### [The problem]
Return the entries below in their exact form, leaving the pictures out.

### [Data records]
%%

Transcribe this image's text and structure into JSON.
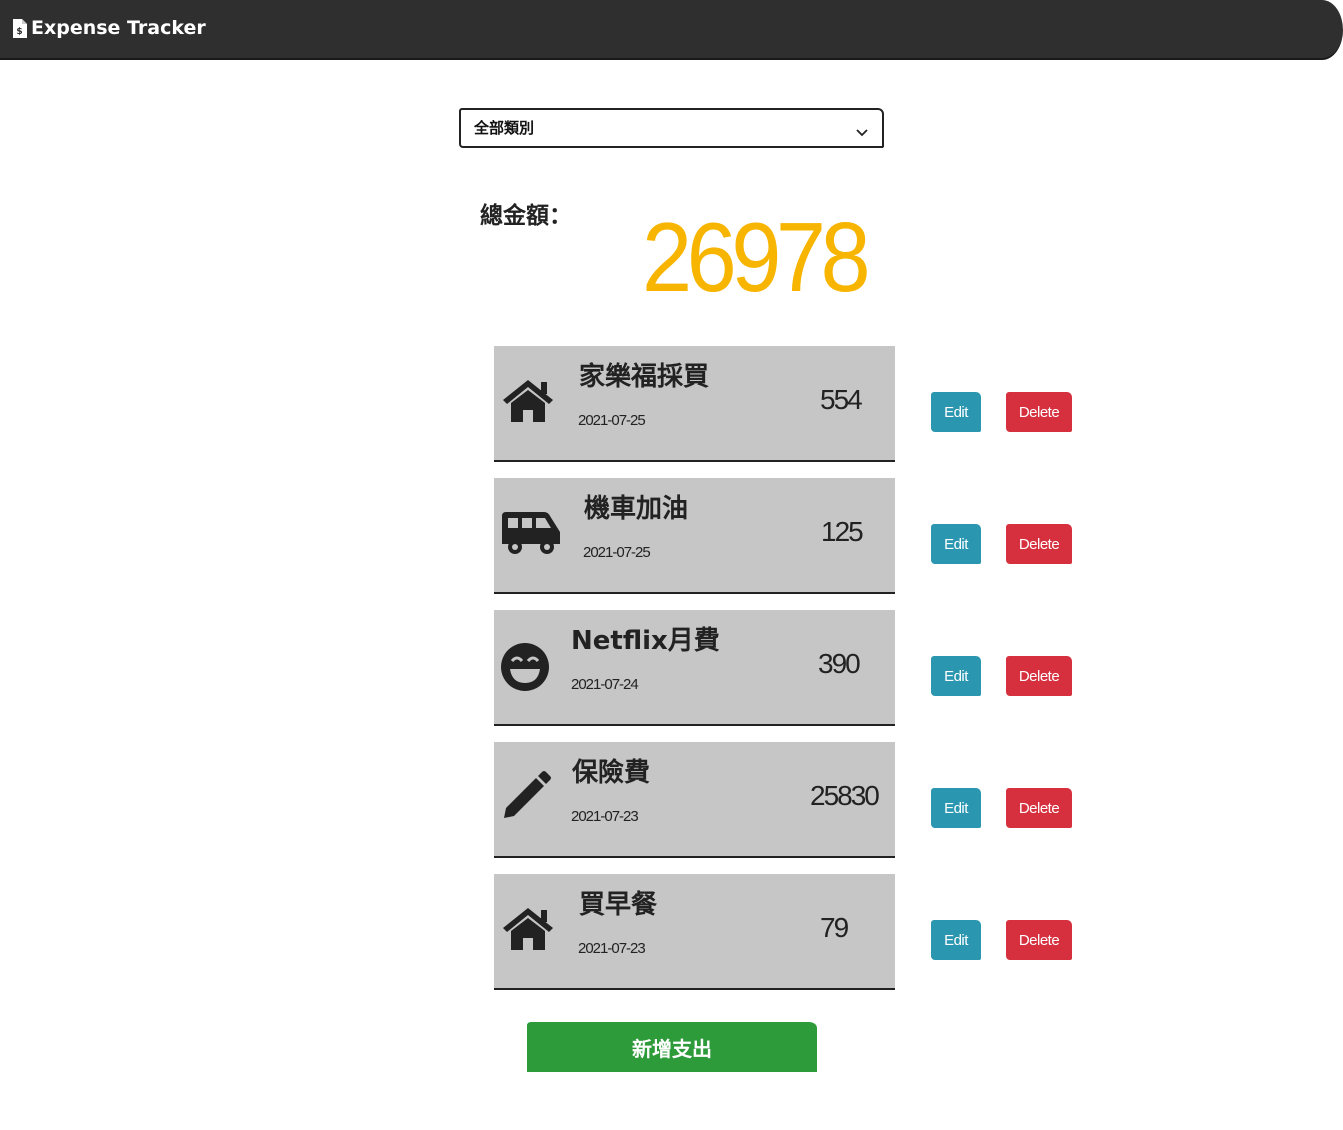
{
  "navbar": {
    "brand_icon": "file-invoice-dollar-icon",
    "brand_label": "Expense Tracker"
  },
  "filter": {
    "selected": "全部類別",
    "icon": "chevron-down-icon"
  },
  "summary": {
    "label": "總金額：",
    "total": "26978",
    "total_color": "#f7b500"
  },
  "records": [
    {
      "icon": "home-icon",
      "name": "家樂福採買",
      "date": "2021-07-25",
      "amount": "554",
      "edit_label": "Edit",
      "delete_label": "Delete"
    },
    {
      "icon": "shuttle-van-icon",
      "name": "機車加油",
      "date": "2021-07-25",
      "amount": "125",
      "edit_label": "Edit",
      "delete_label": "Delete"
    },
    {
      "icon": "grin-icon",
      "name": "Netflix月費",
      "date": "2021-07-24",
      "amount": "390",
      "edit_label": "Edit",
      "delete_label": "Delete"
    },
    {
      "icon": "pen-icon",
      "name": "保險費",
      "date": "2021-07-23",
      "amount": "25830",
      "edit_label": "Edit",
      "delete_label": "Delete"
    },
    {
      "icon": "home-icon",
      "name": "買早餐",
      "date": "2021-07-23",
      "amount": "79",
      "edit_label": "Edit",
      "delete_label": "Delete"
    }
  ],
  "actions": {
    "add_label": "新增支出"
  },
  "colors": {
    "navbar": "#2f2f2f",
    "card": "#c6c6c6",
    "edit": "#2b96b0",
    "delete": "#d6303f",
    "add": "#2e9b3b"
  }
}
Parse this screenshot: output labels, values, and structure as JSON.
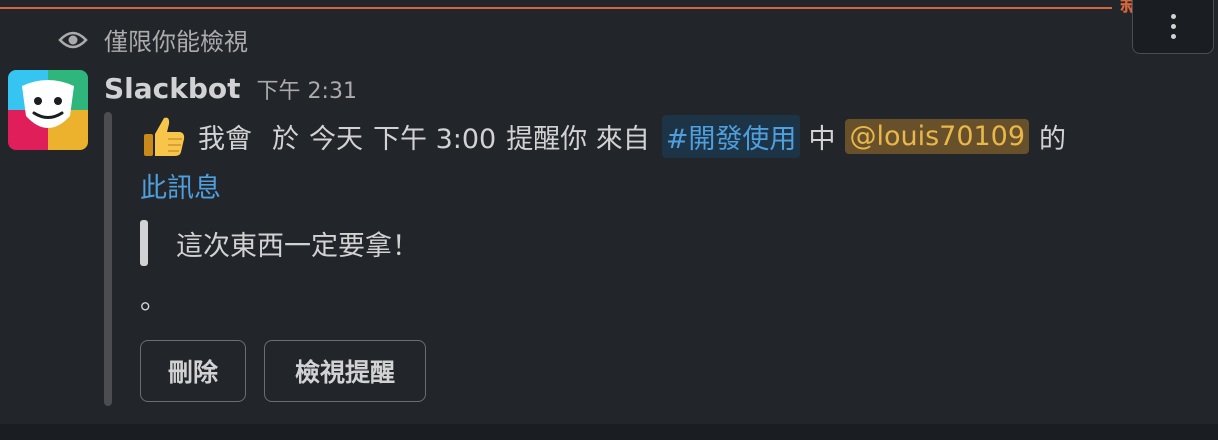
{
  "visibility_notice": "僅限你能檢視",
  "new_marker": "新",
  "message": {
    "sender": "Slackbot",
    "timestamp": "下午 2:31",
    "emoji": "thumbs-up",
    "text_before_time": "我會",
    "text_yu": "於",
    "text_today": "今天",
    "reminder_time": "下午 3:00",
    "text_remind": "提醒你 來自",
    "channel": "#開發使用",
    "text_in": "中",
    "mention": "@louis70109",
    "text_of": "的",
    "message_link": "此訊息",
    "quote": "這次東西一定要拿！",
    "period": "。"
  },
  "buttons": {
    "delete_label": "刪除",
    "view_label": "檢視提醒"
  },
  "colors": {
    "new_divider": "#d4663f",
    "link": "#4f9ede",
    "mention_bg": "#68502b",
    "mention_text": "#e8b84a",
    "channel_bg": "#1d3446"
  },
  "icons": {
    "visibility": "eye-icon",
    "more_actions": "kebab-menu-icon",
    "avatar": "slackbot-avatar-icon",
    "emoji": "thumbs-up-icon"
  }
}
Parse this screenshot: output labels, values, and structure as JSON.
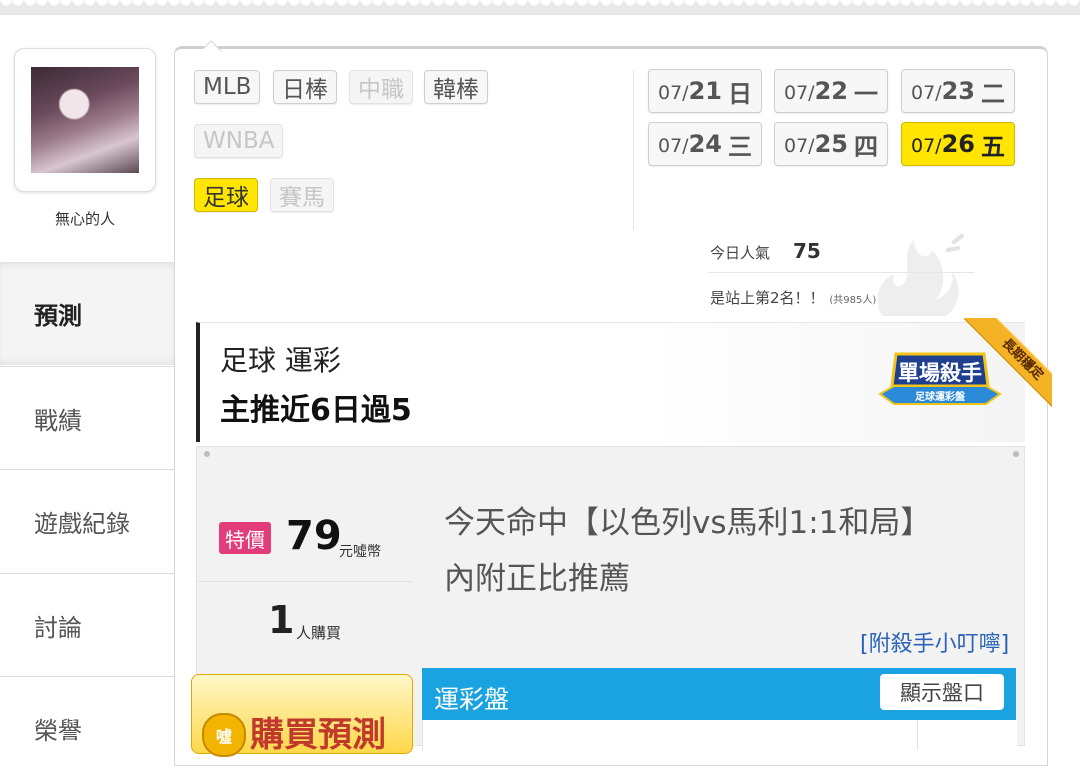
{
  "user": {
    "name": "無心的人"
  },
  "nav": {
    "items": [
      {
        "label": "預測",
        "active": true
      },
      {
        "label": "戰績",
        "active": false
      },
      {
        "label": "遊戲紀錄",
        "active": false
      },
      {
        "label": "討論",
        "active": false
      },
      {
        "label": "榮譽",
        "active": false
      }
    ]
  },
  "sports": [
    {
      "label": "MLB",
      "state": "normal"
    },
    {
      "label": "日棒",
      "state": "normal"
    },
    {
      "label": "中職",
      "state": "disabled"
    },
    {
      "label": "韓棒",
      "state": "normal"
    },
    {
      "label": "WNBA",
      "state": "disabled"
    },
    {
      "label": "足球",
      "state": "selected"
    },
    {
      "label": "賽馬",
      "state": "disabled"
    }
  ],
  "dates": [
    {
      "prefix": "07/",
      "day": "21",
      "weekday": "日",
      "selected": false
    },
    {
      "prefix": "07/",
      "day": "22",
      "weekday": "一",
      "selected": false
    },
    {
      "prefix": "07/",
      "day": "23",
      "weekday": "二",
      "selected": false
    },
    {
      "prefix": "07/",
      "day": "24",
      "weekday": "三",
      "selected": false
    },
    {
      "prefix": "07/",
      "day": "25",
      "weekday": "四",
      "selected": false
    },
    {
      "prefix": "07/",
      "day": "26",
      "weekday": "五",
      "selected": true
    }
  ],
  "popularity": {
    "label": "今日人氣",
    "value": "75",
    "rank_text": "是站上第2名！！",
    "total_text": "(共985人)"
  },
  "headline": {
    "line1": "足球 運彩",
    "line2": "主推近6日過5",
    "badge_title": "單場殺手",
    "badge_sub": "足球運彩盤",
    "ribbon": "長期穩定"
  },
  "offer": {
    "special_label": "特價",
    "price": "79",
    "price_unit": "元噓幣",
    "buyers": "1",
    "buyers_unit": "人購買",
    "desc_line1": "今天命中【以色列vs馬利1:1和局】",
    "desc_line2": "內附正比推薦",
    "tips_link": "[附殺手小叮嚀]",
    "buy_label": "購買預測",
    "coin_label": "噓"
  },
  "odds": {
    "title": "運彩盤",
    "show_button": "顯示盤口"
  },
  "colors": {
    "selected_yellow": "#ffe500",
    "odds_blue": "#1aa3e0",
    "special_pink": "#e23c7a",
    "link_blue": "#2a63b8"
  }
}
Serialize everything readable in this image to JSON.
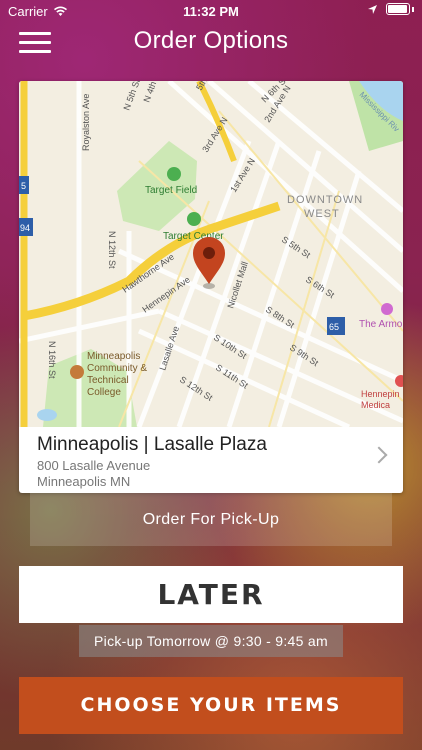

%%

### [Result of the task]
Transcribe this image's text and structure into JSON.
{
  "navbar": {
    "brand_icon": "file-invoice-dollar-icon",
    "brand_label": "Expense Tracker"
  },
  "filter": {
    "selected": "全部類別",
    "icon": "chevron-down-icon"
  },
  "summary": {
    "label": "總金額：",
    "total": "26978",
    "total_color": "#f7b500"
  },
  "records": [
    {
      "icon": "home-icon",
      "name": "家樂福採買",
      "date": "2021-07-25",
      "amount": "554",
      "edit_label": "Edit",
      "delete_label": "Delete"
    },
    {
      "icon": "shuttle-van-icon",
      "name": "機車加油",
      "date": "2021-07-25",
      "amount": "125",
      "edit_label": "Edit",
      "delete_label": "Delete"
    },
    {
      "icon": "grin-icon",
      "name": "Netflix月費",
      "date": "2021-07-24",
      "amount": "390",
      "edit_label": "Edit",
      "delete_label": "Delete"
    },
    {
      "icon": "pen-icon",
      "name": "保險費",
      "date": "2021-07-23",
      "amount": "25830",
      "edit_label": "Edit",
      "delete_label": "Delete"
    },
    {
      "icon": "home-icon",
      "name": "買早餐",
      "date": "2021-07-23",
      "amount": "79",
      "edit_label": "Edit",
      "delete_label": "Delete"
    }
  ],
  "actions": {
    "add_label": "新增支出"
  },
  "colors": {
    "navbar": "#2f2f2f",
    "card": "#c6c6c6",
    "edit": "#2b96b0",
    "delete": "#d6303f",
    "add": "#2e9b3b"
  }
}
Parse this screenshot: output labels, values, and structure as JSON.
{
  "visibility_notice": "僅限你能檢視",
  "new_marker": "新",
  "message": {
    "sender": "Slackbot",
    "timestamp": "下午 2:31",
    "emoji": "thumbs-up",
    "text_before_time": "我會",
    "text_yu": "於",
    "text_today": "今天",
    "reminder_time": "下午 3:00",
    "text_remind": "提醒你 來自",
    "channel": "#開發使用",
    "text_in": "中",
    "mention": "@louis70109",
    "text_of": "的",
    "message_link": "此訊息",
    "quote": "這次東西一定要拿！",
    "period": "。"
  },
  "buttons": {
    "delete_label": "刪除",
    "view_label": "檢視提醒"
  },
  "colors": {
    "new_divider": "#d4663f",
    "link": "#4f9ede",
    "mention_bg": "#68502b",
    "mention_text": "#e8b84a",
    "channel_bg": "#1d3446"
  },
  "icons": {
    "visibility": "eye-icon",
    "more_actions": "kebab-menu-icon",
    "avatar": "slackbot-avatar-icon",
    "emoji": "thumbs-up-icon"
  }
}
Parse this screenshot: output labels, values, and structure as JSON.
{
  "user": {
    "name": "無心的人"
  },
  "nav": {
    "items": [
      {
        "label": "預測",
        "active": true
      },
      {
        "label": "戰績",
        "active": false
      },
      {
        "label": "遊戲紀錄",
        "active": false
      },
      {
        "label": "討論",
        "active": false
      },
      {
        "label": "榮譽",
        "active": false
      }
    ]
  },
  "sports": [
    {
      "label": "MLB",
      "state": "normal"
    },
    {
      "label": "日棒",
      "state": "normal"
    },
    {
      "label": "中職",
      "state": "disabled"
    },
    {
      "label": "韓棒",
      "state": "normal"
    },
    {
      "label": "WNBA",
      "state": "disabled"
    },
    {
      "label": "足球",
      "state": "selected"
    },
    {
      "label": "賽馬",
      "state": "disabled"
    }
  ],
  "dates": [
    {
      "prefix": "07/",
      "day": "21",
      "weekday": "日",
      "selected": false
    },
    {
      "prefix": "07/",
      "day": "22",
      "weekday": "一",
      "selected": false
    },
    {
      "prefix": "07/",
      "day": "23",
      "weekday": "二",
      "selected": false
    },
    {
      "prefix": "07/",
      "day": "24",
      "weekday": "三",
      "selected": false
    },
    {
      "prefix": "07/",
      "day": "25",
      "weekday": "四",
      "selected": false
    },
    {
      "prefix": "07/",
      "day": "26",
      "weekday": "五",
      "selected": true
    }
  ],
  "popularity": {
    "label": "今日人氣",
    "value": "75",
    "rank_text": "是站上第2名！！",
    "total_text": "(共985人)"
  },
  "headline": {
    "line1": "足球 運彩",
    "line2": "主推近6日過5",
    "badge_title": "單場殺手",
    "badge_sub": "足球運彩盤",
    "ribbon": "長期穩定"
  },
  "offer": {
    "special_label": "特價",
    "price": "79",
    "price_unit": "元噓幣",
    "buyers": "1",
    "buyers_unit": "人購買",
    "desc_line1": "今天命中【以色列vs馬利1:1和局】",
    "desc_line2": "內附正比推薦",
    "tips_link": "[附殺手小叮嚀]",
    "buy_label": "購買預測",
    "coin_label": "噓"
  },
  "odds": {
    "title": "運彩盤",
    "show_button": "顯示盤口"
  },
  "colors": {
    "selected_yellow": "#ffe500",
    "odds_blue": "#1aa3e0",
    "special_pink": "#e23c7a",
    "link_blue": "#2a63b8"
  }
}
Serialize everything readable in this image to JSON.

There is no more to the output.